**ROWS**
========
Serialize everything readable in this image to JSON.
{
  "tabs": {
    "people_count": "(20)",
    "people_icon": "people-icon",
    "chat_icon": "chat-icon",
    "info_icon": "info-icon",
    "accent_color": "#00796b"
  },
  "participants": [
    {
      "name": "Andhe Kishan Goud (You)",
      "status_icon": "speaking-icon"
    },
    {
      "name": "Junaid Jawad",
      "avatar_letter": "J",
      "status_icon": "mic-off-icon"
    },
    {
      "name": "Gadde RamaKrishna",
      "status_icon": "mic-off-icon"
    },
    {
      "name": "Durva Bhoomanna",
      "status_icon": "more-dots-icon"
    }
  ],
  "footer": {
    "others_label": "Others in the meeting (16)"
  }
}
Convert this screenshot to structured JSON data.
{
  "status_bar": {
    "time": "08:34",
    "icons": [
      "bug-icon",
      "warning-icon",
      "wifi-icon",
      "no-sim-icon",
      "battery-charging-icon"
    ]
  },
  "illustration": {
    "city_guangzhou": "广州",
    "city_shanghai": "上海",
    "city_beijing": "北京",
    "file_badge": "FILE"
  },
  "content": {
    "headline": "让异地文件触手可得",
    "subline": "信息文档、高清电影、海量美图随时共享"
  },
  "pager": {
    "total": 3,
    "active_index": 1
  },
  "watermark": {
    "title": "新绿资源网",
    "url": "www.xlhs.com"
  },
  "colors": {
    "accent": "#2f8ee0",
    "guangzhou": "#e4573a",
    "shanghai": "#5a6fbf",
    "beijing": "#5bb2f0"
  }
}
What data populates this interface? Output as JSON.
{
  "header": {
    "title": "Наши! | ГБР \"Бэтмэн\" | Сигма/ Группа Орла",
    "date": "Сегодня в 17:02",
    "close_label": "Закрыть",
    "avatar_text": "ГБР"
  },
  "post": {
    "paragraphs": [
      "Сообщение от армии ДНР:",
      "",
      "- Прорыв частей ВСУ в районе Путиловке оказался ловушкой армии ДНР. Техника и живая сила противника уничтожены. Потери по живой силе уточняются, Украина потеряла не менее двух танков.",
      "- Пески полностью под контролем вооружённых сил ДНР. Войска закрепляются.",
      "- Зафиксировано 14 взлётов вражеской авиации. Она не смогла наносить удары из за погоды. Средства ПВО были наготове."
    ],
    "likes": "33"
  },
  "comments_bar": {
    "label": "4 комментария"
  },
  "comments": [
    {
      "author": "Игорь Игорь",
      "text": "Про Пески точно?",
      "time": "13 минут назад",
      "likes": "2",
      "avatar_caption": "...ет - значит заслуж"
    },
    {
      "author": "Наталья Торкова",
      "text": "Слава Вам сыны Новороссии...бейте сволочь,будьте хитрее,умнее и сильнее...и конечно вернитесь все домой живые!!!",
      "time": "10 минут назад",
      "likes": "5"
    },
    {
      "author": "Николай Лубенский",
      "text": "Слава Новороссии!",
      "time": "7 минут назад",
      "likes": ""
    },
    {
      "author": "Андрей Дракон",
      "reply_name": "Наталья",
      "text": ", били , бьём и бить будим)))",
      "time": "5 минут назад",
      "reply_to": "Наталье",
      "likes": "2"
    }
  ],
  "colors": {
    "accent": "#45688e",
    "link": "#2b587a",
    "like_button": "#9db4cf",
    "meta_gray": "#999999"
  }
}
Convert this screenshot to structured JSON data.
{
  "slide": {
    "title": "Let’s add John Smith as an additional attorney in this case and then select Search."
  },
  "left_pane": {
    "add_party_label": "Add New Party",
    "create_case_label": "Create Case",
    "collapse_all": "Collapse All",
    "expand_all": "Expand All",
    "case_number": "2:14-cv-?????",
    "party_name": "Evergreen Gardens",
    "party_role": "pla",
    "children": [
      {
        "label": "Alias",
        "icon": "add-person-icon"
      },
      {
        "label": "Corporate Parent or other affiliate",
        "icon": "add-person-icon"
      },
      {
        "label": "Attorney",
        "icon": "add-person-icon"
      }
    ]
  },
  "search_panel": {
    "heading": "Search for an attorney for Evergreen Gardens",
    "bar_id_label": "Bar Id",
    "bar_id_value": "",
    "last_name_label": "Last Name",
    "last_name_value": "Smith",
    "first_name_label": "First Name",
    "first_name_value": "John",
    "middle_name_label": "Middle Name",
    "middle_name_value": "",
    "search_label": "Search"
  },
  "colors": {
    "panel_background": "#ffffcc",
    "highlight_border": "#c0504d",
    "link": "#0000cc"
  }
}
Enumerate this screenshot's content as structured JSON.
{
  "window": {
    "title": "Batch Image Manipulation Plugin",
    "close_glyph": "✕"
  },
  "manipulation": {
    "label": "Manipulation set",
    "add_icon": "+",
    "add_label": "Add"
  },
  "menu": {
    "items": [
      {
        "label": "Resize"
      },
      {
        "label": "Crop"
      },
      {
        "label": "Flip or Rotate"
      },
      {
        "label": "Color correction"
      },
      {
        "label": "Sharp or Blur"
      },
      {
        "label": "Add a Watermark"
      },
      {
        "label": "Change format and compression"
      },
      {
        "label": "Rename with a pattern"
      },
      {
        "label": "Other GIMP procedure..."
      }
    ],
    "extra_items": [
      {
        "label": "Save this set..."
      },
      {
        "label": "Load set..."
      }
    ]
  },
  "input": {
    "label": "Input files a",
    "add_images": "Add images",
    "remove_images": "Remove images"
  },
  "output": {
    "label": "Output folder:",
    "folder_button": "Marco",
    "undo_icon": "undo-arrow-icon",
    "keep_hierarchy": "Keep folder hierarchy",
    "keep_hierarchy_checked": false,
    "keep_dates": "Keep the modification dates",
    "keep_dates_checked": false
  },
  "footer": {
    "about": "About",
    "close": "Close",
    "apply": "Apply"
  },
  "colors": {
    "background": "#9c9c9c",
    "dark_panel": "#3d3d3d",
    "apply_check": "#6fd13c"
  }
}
========
**WHAT IS BEING ASKED**
Repeat the entries above exactly, leaving nothing out.

**OUTPUT BELOW**
Serialize everything readable in this image to JSON.
{
  "tabs": {
    "people_count": "(20)",
    "people_icon": "people-icon",
    "chat_icon": "chat-icon",
    "info_icon": "info-icon",
    "accent_color": "#00796b"
  },
  "participants": [
    {
      "name": "Andhe Kishan Goud (You)",
      "status_icon": "speaking-icon"
    },
    {
      "name": "Junaid Jawad",
      "avatar_letter": "J",
      "status_icon": "mic-off-icon"
    },
    {
      "name": "Gadde RamaKrishna",
      "status_icon": "mic-off-icon"
    },
    {
      "name": "Durva Bhoomanna",
      "status_icon": "more-dots-icon"
    }
  ],
  "footer": {
    "others_label": "Others in the meeting (16)"
  }
}
Convert this screenshot to structured JSON data.
{
  "status_bar": {
    "time": "08:34",
    "icons": [
      "bug-icon",
      "warning-icon",
      "wifi-icon",
      "no-sim-icon",
      "battery-charging-icon"
    ]
  },
  "illustration": {
    "city_guangzhou": "广州",
    "city_shanghai": "上海",
    "city_beijing": "北京",
    "file_badge": "FILE"
  },
  "content": {
    "headline": "让异地文件触手可得",
    "subline": "信息文档、高清电影、海量美图随时共享"
  },
  "pager": {
    "total": 3,
    "active_index": 1
  },
  "watermark": {
    "title": "新绿资源网",
    "url": "www.xlhs.com"
  },
  "colors": {
    "accent": "#2f8ee0",
    "guangzhou": "#e4573a",
    "shanghai": "#5a6fbf",
    "beijing": "#5bb2f0"
  }
}
What data populates this interface? Output as JSON.
{
  "header": {
    "title": "Наши! | ГБР \"Бэтмэн\" | Сигма/ Группа Орла",
    "date": "Сегодня в 17:02",
    "close_label": "Закрыть",
    "avatar_text": "ГБР"
  },
  "post": {
    "paragraphs": [
      "Сообщение от армии ДНР:",
      "",
      "- Прорыв частей ВСУ в районе Путиловке оказался ловушкой армии ДНР. Техника и живая сила противника уничтожены. Потери по живой силе уточняются, Украина потеряла не менее двух танков.",
      "- Пески полностью под контролем вооружённых сил ДНР. Войска закрепляются.",
      "- Зафиксировано 14 взлётов вражеской авиации. Она не смогла наносить удары из за погоды. Средства ПВО были наготове."
    ],
    "likes": "33"
  },
  "comments_bar": {
    "label": "4 комментария"
  },
  "comments": [
    {
      "author": "Игорь Игорь",
      "text": "Про Пески точно?",
      "time": "13 минут назад",
      "likes": "2",
      "avatar_caption": "...ет - значит заслуж"
    },
    {
      "author": "Наталья Торкова",
      "text": "Слава Вам сыны Новороссии...бейте сволочь,будьте хитрее,умнее и сильнее...и конечно вернитесь все домой живые!!!",
      "time": "10 минут назад",
      "likes": "5"
    },
    {
      "author": "Николай Лубенский",
      "text": "Слава Новороссии!",
      "time": "7 минут назад",
      "likes": ""
    },
    {
      "author": "Андрей Дракон",
      "reply_name": "Наталья",
      "text": ", били , бьём и бить будим)))",
      "time": "5 минут назад",
      "reply_to": "Наталье",
      "likes": "2"
    }
  ],
  "colors": {
    "accent": "#45688e",
    "link": "#2b587a",
    "like_button": "#9db4cf",
    "meta_gray": "#999999"
  }
}
Convert this screenshot to structured JSON data.
{
  "slide": {
    "title": "Let’s add John Smith as an additional attorney in this case and then select Search."
  },
  "left_pane": {
    "add_party_label": "Add New Party",
    "create_case_label": "Create Case",
    "collapse_all": "Collapse All",
    "expand_all": "Expand All",
    "case_number": "2:14-cv-?????",
    "party_name": "Evergreen Gardens",
    "party_role": "pla",
    "children": [
      {
        "label": "Alias",
        "icon": "add-person-icon"
      },
      {
        "label": "Corporate Parent or other affiliate",
        "icon": "add-person-icon"
      },
      {
        "label": "Attorney",
        "icon": "add-person-icon"
      }
    ]
  },
  "search_panel": {
    "heading": "Search for an attorney for Evergreen Gardens",
    "bar_id_label": "Bar Id",
    "bar_id_value": "",
    "last_name_label": "Last Name",
    "last_name_value": "Smith",
    "first_name_label": "First Name",
    "first_name_value": "John",
    "middle_name_label": "Middle Name",
    "middle_name_value": "",
    "search_label": "Search"
  },
  "colors": {
    "panel_background": "#ffffcc",
    "highlight_border": "#c0504d",
    "link": "#0000cc"
  }
}
Enumerate this screenshot's content as structured JSON.
{
  "window": {
    "title": "Batch Image Manipulation Plugin",
    "close_glyph": "✕"
  },
  "manipulation": {
    "label": "Manipulation set",
    "add_icon": "+",
    "add_label": "Add"
  },
  "menu": {
    "items": [
      {
        "label": "Resize"
      },
      {
        "label": "Crop"
      },
      {
        "label": "Flip or Rotate"
      },
      {
        "label": "Color correction"
      },
      {
        "label": "Sharp or Blur"
      },
      {
        "label": "Add a Watermark"
      },
      {
        "label": "Change format and compression"
      },
      {
        "label": "Rename with a pattern"
      },
      {
        "label": "Other GIMP procedure..."
      }
    ],
    "extra_items": [
      {
        "label": "Save this set..."
      },
      {
        "label": "Load set..."
      }
    ]
  },
  "input": {
    "label": "Input files a",
    "add_images": "Add images",
    "remove_images": "Remove images"
  },
  "output": {
    "label": "Output folder:",
    "folder_button": "Marco",
    "undo_icon": "undo-arrow-icon",
    "keep_hierarchy": "Keep folder hierarchy",
    "keep_hierarchy_checked": false,
    "keep_dates": "Keep the modification dates",
    "keep_dates_checked": false
  },
  "footer": {
    "about": "About",
    "close": "Close",
    "apply": "Apply"
  },
  "colors": {
    "background": "#9c9c9c",
    "dark_panel": "#3d3d3d",
    "apply_check": "#6fd13c"
  }
}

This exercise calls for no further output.